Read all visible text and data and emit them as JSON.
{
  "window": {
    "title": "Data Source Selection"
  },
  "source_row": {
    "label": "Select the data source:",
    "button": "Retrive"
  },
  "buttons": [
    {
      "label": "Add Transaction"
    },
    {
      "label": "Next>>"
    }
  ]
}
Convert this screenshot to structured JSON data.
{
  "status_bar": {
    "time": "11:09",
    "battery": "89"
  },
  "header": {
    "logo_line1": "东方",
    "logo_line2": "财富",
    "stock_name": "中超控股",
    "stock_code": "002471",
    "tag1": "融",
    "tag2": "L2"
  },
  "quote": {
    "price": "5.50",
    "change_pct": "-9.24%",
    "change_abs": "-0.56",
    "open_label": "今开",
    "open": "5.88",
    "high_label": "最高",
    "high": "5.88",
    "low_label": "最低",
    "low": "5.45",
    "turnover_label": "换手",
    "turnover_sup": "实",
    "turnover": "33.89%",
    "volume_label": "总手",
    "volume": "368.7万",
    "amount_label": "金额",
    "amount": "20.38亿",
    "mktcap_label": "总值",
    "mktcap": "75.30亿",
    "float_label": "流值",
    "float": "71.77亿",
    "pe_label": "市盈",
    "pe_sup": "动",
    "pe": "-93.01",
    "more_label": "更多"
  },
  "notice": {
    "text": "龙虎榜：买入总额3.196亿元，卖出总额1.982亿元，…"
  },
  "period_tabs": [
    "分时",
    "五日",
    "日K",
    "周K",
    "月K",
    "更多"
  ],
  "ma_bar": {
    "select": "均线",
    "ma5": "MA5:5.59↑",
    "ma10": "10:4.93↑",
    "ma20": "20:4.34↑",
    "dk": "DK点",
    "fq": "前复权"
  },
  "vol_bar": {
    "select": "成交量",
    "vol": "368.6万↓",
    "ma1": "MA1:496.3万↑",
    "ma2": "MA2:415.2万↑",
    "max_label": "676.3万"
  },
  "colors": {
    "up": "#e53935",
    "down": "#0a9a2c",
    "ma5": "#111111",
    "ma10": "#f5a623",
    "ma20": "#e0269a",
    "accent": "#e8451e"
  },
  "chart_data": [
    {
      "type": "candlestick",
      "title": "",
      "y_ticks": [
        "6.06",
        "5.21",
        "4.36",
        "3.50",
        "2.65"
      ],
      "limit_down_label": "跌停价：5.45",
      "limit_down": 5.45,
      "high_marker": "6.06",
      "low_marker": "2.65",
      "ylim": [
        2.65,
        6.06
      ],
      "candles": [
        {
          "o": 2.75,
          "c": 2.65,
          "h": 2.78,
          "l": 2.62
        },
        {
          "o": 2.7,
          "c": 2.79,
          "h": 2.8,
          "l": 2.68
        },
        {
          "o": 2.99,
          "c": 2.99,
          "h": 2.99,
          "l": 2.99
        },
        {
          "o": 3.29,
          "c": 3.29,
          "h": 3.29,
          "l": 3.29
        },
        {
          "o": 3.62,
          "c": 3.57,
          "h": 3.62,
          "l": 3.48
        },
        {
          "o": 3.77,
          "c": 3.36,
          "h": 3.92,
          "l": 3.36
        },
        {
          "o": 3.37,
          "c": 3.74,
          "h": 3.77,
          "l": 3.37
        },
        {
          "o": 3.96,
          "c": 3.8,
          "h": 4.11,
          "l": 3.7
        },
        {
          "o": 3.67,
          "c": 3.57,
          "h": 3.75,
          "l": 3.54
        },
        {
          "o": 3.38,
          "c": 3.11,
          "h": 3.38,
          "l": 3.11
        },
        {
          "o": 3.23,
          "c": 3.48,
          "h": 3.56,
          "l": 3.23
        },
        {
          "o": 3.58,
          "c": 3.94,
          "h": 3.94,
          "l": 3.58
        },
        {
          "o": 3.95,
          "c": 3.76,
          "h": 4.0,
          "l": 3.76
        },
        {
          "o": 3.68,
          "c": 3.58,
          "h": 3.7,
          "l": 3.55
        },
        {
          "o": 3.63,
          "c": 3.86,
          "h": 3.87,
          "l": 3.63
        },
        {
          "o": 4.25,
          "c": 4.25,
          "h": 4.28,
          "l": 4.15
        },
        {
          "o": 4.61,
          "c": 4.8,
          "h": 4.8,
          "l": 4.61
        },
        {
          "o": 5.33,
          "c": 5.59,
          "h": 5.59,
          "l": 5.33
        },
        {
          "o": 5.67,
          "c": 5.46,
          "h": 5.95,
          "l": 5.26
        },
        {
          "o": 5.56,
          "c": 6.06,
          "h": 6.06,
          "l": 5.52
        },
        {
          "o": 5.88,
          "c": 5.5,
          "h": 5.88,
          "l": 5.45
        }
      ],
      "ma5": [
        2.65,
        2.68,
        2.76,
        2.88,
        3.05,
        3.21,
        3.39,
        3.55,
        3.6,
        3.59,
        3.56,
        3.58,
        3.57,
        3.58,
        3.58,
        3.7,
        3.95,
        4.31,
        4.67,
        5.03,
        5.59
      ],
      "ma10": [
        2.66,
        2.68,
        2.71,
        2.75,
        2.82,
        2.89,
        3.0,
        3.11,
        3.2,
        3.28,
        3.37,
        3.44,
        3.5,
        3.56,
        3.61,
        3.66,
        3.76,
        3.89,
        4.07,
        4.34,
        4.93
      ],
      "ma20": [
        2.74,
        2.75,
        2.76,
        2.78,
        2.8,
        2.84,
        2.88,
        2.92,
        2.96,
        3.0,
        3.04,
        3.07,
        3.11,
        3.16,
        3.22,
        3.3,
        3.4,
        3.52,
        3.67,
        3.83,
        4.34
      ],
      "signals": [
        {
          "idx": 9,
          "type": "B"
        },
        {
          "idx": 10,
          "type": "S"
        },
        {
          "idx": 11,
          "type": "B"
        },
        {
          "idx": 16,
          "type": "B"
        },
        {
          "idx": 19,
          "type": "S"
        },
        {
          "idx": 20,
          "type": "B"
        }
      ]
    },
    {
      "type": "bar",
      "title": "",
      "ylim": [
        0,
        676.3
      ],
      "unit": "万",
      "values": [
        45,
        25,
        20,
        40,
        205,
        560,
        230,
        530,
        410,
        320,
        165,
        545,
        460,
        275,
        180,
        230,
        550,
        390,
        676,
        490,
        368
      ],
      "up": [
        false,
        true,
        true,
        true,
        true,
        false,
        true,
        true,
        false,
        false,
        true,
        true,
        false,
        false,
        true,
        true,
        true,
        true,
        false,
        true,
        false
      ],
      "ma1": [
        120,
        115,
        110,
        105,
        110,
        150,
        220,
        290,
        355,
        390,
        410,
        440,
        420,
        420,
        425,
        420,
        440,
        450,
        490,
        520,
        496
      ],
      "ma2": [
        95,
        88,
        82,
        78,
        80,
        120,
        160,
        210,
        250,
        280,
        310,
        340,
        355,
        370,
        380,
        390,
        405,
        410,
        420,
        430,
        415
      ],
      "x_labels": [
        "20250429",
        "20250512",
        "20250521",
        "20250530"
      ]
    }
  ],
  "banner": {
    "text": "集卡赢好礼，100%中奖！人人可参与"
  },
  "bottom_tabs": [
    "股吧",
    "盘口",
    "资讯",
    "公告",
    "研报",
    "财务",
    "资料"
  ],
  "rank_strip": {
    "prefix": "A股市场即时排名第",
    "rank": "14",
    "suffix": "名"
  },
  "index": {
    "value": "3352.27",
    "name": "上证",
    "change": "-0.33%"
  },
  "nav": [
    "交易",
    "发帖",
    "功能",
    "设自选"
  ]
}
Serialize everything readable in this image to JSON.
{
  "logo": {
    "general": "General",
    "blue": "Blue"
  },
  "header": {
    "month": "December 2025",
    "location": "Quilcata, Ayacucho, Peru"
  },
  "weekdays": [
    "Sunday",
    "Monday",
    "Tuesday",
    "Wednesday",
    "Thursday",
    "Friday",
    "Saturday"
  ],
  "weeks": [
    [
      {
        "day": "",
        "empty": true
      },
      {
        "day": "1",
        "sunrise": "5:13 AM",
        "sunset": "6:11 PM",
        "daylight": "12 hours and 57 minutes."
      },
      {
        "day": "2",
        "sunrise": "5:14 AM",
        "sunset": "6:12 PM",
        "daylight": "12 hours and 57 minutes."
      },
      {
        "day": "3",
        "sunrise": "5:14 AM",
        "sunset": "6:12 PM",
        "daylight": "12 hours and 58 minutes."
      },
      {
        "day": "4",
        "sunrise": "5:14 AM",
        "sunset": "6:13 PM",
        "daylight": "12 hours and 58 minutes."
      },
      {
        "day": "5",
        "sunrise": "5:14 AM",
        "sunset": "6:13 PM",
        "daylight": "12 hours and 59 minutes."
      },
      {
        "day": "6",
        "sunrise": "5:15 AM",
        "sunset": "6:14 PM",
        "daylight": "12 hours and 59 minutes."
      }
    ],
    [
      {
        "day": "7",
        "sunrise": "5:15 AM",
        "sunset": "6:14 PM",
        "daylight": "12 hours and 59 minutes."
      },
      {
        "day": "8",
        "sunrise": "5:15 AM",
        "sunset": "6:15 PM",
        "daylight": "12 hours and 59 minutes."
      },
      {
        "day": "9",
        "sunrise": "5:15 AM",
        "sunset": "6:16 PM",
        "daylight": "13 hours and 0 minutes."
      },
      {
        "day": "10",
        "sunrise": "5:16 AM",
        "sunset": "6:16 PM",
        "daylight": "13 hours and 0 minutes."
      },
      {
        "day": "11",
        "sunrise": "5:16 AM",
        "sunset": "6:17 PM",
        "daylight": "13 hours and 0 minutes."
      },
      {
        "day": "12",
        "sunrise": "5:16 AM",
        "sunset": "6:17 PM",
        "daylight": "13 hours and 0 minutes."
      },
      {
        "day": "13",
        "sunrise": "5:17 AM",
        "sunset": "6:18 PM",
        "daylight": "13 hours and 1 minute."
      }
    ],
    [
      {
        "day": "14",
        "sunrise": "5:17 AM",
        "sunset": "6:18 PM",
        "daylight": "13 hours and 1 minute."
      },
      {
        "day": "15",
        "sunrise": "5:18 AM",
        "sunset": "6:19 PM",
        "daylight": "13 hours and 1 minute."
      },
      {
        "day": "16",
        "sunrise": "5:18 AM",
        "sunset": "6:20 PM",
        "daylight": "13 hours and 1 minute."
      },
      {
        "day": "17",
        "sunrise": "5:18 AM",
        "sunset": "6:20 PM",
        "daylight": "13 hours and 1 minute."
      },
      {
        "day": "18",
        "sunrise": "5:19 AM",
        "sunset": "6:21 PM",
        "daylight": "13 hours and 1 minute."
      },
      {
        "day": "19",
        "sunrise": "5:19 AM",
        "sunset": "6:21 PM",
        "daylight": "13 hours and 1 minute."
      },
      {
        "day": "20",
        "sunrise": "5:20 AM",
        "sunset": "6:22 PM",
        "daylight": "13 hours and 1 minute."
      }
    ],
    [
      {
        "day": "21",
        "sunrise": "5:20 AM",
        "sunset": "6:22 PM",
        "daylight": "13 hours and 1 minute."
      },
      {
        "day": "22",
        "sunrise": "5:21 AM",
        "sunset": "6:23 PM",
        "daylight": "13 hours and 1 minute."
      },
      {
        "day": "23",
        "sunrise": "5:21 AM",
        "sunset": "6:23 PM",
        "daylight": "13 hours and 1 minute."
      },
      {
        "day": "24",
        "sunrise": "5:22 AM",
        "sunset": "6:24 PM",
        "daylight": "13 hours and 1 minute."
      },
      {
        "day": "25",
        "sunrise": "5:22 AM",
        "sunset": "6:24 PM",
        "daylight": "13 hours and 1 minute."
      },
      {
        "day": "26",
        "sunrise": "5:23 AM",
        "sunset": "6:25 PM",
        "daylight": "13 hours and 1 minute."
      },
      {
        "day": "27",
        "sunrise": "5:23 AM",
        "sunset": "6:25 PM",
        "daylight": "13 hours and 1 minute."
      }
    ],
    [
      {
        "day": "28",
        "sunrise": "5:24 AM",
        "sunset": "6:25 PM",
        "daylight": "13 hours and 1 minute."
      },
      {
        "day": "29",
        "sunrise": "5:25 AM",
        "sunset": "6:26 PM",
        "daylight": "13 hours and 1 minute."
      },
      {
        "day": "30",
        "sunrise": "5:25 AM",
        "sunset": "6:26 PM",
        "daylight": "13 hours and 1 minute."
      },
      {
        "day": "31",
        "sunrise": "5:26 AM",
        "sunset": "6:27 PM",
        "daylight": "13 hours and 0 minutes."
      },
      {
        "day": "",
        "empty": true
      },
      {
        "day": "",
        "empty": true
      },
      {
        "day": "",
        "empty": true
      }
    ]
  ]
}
※ ※ ※
DIRECTIVE: Show every line from the entries above in which "text" appears.

EXERCISE SOLUTION:
Read all visible text and data and emit them as JSON.
    "text": "龙虎榜：买入总额3.196亿元，卖出总额1.982亿元，…"
    "text": "集卡赢好礼，100%中奖！人人可参与"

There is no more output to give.